TESTO DELLA PAGINA:
Come funziona il sistema pensionistico in Inghilterra: ecco le enormi differenze con l’Italia

Il sistema pensionistico nel Regno Unito si distingue in modo marcato da quello italiano sia nella struttura che nei principi di funzionamento. La sua architettura è stata oggetto di numerose riforme, volte a renderlo più trasparente e adattabile alle nuove condizioni demografiche e lavorative. Queste differenze incidono profondamente sulle aspettative di reddito futuro e sulle strategie di pianificazione della pensione.

Le componenti della previdenza nel Regno Unito

L’architettura della previdenza britannica si basa su tre elementi: la State Pension, le pensioni lavorative (workplace pensions) e le pensioni private. Ognuno di questi pilastri gioca un ruolo fondamentale per il sostegno finanziario dell’individuo anziano.

DATI FORNITI:
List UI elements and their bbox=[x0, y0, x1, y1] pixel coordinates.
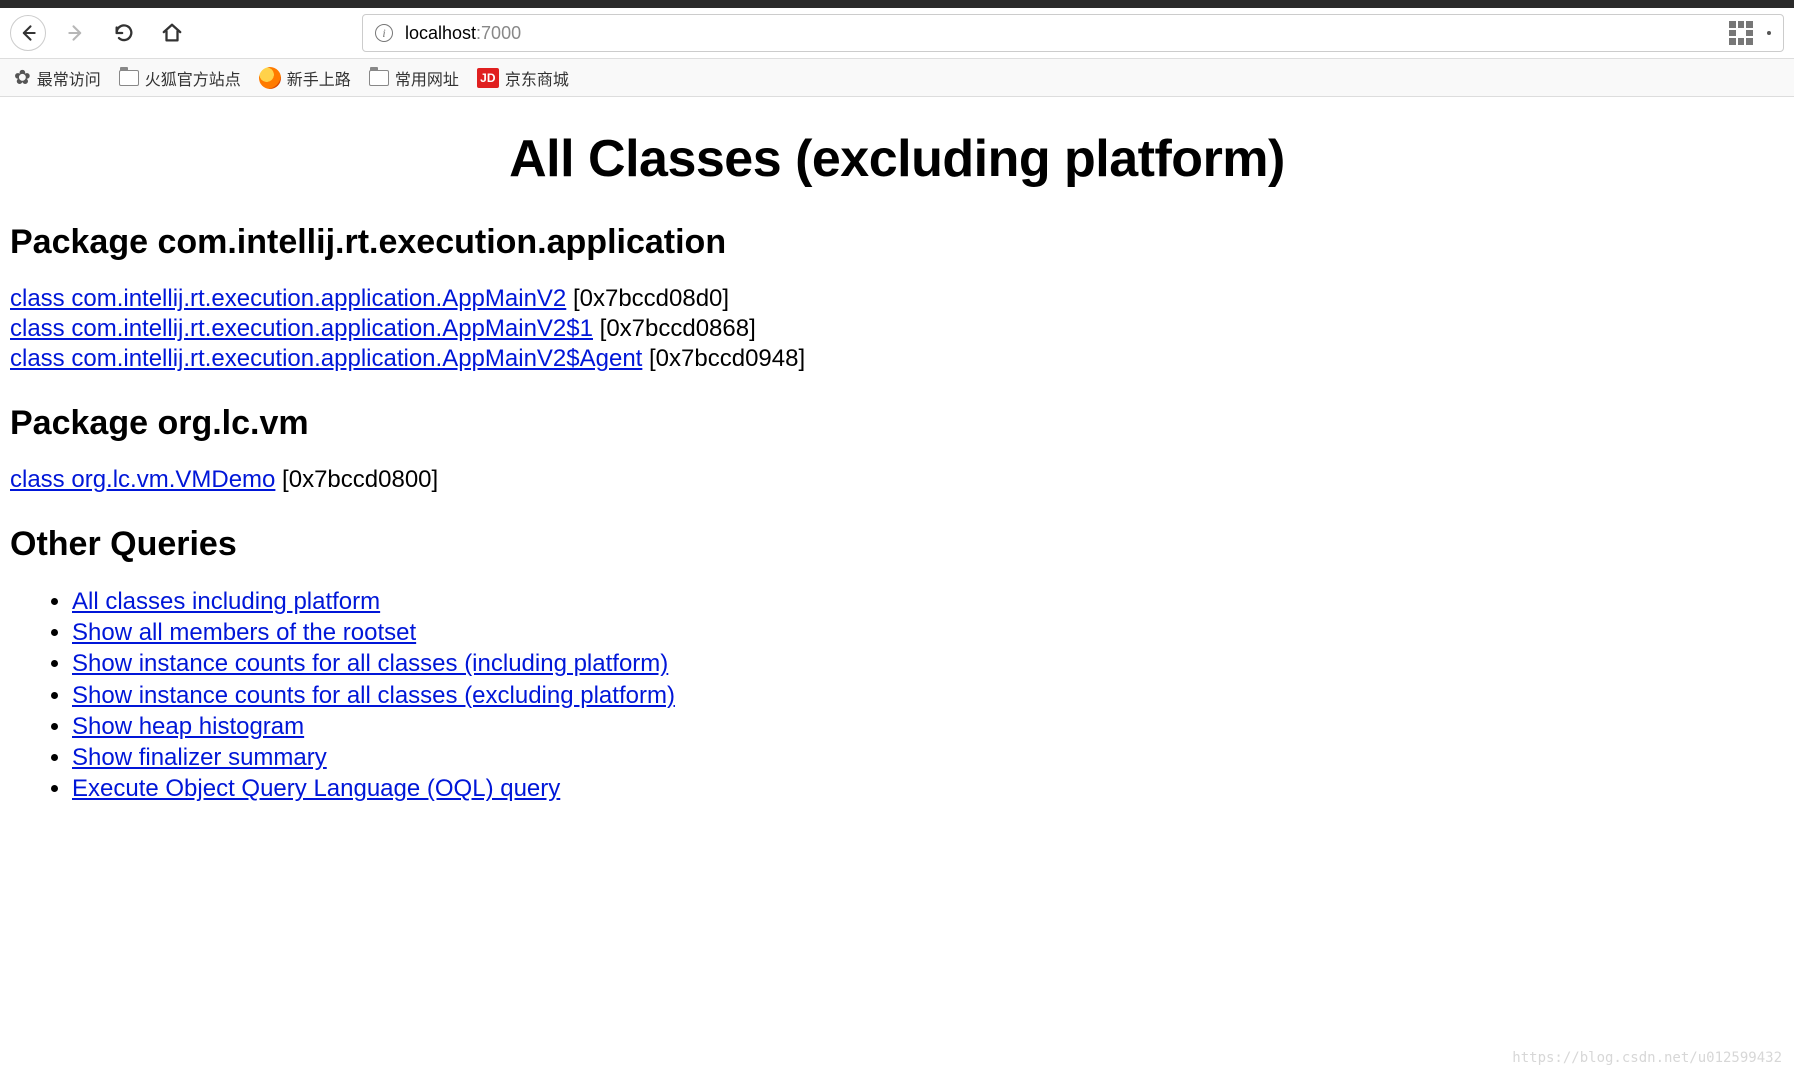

DA FARE:
1) Riscrivi il passo del testo sulle pensioni nel Regno Unito compreso tra "Come funziona il" e "pianificazione della pensione.", estremi inclusi, mettendo "modifiche" al posto di "riforme".
2) Rispondi in breve a queste domande sul testo sulle pensioni nel Regno Unito.
(a) A quale scopo sono state fatte le numerose riforme del sistema pensionistico britannico?
(b) Su quali tre elementi si basa la previdenza britannica?
(c) Su che cosa incidono profondamente le differenze con il sistema italiano?

RISPOSTE PER PUNTO:
1)
Come funziona il sistema pensionistico in Inghilterra: ecco le enormi differenze con l’Italia

Il sistema pensionistico nel Regno Unito si distingue in modo marcato da quello italiano sia nella struttura che nei principi di funzionamento. La sua architettura è stata oggetto di numerose modifiche, volte a renderlo più trasparente e adattabile alle nuove condizioni demografiche e lavorative. Queste differenze incidono profondamente sulle aspettative di reddito futuro e sulle strategie di pianificazione della pensione.

2)
(a) Per renderlo più trasparente e adattabile alle nuove condizioni demografiche e lavorative.
(b) La State Pension, le pensioni lavorative (workplace pensions) e le pensioni private.
(c) Sulle aspettative di reddito futuro e sulle strategie di pianificazione della pensione.